-- Task goal --
Work out the number of lines in the records that include the word "this"; reply with that number alone.

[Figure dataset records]
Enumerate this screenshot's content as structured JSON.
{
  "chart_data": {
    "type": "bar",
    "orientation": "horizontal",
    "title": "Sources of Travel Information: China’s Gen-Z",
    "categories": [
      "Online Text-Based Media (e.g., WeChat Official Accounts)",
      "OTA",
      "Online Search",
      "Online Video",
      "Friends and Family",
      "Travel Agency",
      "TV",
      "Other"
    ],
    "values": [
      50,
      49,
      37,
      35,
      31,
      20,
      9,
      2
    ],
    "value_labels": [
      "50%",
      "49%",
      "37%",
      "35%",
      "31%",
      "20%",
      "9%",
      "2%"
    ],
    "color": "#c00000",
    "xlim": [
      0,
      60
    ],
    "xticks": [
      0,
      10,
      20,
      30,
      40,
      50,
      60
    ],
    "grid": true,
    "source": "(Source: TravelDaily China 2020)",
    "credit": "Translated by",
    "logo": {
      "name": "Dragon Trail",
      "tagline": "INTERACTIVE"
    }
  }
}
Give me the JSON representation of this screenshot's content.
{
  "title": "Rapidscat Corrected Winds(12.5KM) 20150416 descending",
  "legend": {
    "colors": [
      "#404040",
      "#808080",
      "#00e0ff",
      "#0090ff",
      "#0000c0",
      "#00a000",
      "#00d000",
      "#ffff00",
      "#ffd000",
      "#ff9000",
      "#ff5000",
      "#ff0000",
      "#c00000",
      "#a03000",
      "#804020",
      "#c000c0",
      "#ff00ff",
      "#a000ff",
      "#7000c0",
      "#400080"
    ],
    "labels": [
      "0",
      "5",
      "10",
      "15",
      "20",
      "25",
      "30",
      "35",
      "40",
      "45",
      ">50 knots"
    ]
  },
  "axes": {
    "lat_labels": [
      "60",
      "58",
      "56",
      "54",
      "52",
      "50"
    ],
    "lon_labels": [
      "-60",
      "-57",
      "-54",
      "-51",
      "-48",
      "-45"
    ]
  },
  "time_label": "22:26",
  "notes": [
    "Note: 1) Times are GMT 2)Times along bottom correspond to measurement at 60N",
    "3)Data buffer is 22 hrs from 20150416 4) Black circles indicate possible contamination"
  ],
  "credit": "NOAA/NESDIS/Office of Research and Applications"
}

-- Answer in full --
2